» **Task directions**: Provide only the number of lines in the listing that contain the string "years".

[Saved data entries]
========================================
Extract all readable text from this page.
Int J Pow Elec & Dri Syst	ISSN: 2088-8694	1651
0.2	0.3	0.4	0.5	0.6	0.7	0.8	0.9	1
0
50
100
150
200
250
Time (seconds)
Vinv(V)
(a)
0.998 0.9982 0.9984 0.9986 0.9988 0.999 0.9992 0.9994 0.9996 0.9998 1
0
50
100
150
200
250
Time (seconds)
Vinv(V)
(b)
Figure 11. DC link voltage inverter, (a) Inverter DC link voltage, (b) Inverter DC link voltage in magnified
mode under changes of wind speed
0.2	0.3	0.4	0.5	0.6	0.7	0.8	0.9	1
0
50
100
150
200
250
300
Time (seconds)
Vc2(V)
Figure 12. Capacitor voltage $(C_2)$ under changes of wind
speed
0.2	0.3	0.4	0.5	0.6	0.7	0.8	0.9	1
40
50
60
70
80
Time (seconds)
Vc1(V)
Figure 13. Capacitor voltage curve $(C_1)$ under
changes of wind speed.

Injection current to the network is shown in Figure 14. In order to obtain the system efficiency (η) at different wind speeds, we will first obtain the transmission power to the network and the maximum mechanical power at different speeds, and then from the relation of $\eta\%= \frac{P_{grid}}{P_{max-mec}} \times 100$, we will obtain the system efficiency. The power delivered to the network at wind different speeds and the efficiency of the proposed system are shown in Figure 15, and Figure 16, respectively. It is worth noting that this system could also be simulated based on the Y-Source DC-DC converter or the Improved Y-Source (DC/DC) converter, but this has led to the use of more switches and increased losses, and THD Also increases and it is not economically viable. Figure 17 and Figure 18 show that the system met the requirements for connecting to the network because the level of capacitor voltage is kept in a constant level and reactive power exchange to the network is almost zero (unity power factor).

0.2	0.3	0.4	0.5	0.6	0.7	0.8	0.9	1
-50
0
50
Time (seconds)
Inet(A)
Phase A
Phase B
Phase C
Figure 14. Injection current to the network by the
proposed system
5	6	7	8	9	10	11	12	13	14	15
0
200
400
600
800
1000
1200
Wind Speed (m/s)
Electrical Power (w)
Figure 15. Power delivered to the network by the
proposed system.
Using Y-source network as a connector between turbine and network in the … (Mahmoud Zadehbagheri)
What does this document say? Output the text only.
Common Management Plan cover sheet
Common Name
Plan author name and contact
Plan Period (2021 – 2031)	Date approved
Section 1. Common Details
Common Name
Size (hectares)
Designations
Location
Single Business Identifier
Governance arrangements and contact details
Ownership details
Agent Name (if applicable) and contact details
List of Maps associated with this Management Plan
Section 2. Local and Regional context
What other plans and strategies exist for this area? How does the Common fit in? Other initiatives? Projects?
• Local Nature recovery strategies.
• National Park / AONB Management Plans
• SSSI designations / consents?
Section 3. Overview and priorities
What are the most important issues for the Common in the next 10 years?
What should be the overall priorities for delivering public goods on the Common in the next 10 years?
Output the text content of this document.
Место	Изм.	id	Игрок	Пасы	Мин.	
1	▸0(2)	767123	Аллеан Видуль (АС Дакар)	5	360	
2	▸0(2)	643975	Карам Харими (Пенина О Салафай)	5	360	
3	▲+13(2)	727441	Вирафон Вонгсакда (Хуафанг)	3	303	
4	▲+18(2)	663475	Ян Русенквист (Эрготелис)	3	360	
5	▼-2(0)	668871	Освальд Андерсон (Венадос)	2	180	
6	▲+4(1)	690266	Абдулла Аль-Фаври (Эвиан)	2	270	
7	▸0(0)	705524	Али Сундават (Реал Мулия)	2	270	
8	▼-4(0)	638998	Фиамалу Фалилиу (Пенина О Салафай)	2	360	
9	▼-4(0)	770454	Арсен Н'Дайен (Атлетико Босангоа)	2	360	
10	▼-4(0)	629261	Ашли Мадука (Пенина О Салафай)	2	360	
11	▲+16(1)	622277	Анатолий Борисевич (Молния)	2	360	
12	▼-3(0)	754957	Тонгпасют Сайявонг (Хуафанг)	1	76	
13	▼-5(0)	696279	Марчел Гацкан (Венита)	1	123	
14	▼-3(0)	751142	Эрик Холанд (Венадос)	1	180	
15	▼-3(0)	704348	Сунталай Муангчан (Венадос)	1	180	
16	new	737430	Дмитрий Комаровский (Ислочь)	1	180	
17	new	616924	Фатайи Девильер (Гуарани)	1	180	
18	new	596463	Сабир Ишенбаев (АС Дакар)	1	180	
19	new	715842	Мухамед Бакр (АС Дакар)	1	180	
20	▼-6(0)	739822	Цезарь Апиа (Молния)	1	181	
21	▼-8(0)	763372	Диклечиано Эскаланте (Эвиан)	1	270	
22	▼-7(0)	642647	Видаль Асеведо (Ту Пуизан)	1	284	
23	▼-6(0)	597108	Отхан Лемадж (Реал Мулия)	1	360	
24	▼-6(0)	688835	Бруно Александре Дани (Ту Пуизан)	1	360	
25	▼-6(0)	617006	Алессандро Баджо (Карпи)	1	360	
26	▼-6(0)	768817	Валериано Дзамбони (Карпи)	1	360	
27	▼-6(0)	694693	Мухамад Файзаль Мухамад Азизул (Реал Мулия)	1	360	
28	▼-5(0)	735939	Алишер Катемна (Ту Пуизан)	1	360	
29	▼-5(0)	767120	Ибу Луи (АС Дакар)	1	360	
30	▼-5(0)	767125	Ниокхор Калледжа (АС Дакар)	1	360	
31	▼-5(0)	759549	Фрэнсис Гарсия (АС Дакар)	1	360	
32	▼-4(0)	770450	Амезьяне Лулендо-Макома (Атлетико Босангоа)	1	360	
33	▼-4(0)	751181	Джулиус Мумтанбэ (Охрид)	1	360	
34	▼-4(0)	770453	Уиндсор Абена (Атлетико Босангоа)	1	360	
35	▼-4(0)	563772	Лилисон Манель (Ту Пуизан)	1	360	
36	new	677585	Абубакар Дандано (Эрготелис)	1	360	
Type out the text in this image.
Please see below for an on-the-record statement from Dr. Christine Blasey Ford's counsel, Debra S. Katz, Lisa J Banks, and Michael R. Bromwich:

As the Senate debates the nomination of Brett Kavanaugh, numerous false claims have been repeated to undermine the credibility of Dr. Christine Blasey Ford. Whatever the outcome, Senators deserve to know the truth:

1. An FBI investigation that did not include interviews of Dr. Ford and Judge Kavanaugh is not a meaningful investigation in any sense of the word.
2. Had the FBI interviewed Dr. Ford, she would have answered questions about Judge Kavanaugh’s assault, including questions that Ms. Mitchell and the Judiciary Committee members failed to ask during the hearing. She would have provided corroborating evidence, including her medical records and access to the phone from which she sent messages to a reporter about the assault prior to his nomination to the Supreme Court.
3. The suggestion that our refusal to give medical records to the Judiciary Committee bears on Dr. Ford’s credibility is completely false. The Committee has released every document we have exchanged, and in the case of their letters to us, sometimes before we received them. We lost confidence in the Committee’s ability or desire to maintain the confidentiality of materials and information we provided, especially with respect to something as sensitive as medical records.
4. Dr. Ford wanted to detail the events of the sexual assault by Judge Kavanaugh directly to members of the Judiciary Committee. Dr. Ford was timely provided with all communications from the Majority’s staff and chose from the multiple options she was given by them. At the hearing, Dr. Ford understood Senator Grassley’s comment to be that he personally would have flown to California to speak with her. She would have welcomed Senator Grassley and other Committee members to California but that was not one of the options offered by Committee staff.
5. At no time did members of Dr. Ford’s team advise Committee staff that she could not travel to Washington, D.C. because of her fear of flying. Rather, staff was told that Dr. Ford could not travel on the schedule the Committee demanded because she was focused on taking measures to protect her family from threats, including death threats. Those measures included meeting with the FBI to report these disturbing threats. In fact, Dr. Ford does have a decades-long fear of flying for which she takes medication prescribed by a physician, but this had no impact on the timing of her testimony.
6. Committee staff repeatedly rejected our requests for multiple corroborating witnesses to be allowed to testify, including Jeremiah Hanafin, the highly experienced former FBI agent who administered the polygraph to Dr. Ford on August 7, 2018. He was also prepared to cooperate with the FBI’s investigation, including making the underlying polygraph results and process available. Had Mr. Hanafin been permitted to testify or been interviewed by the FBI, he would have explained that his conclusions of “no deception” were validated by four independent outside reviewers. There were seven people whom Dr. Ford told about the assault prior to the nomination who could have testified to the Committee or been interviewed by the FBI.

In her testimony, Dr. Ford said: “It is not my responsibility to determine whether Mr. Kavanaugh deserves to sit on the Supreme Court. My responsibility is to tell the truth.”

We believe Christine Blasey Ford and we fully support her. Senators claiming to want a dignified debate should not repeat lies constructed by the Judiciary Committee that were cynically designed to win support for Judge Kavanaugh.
========================================
» **Reply to the task**: 2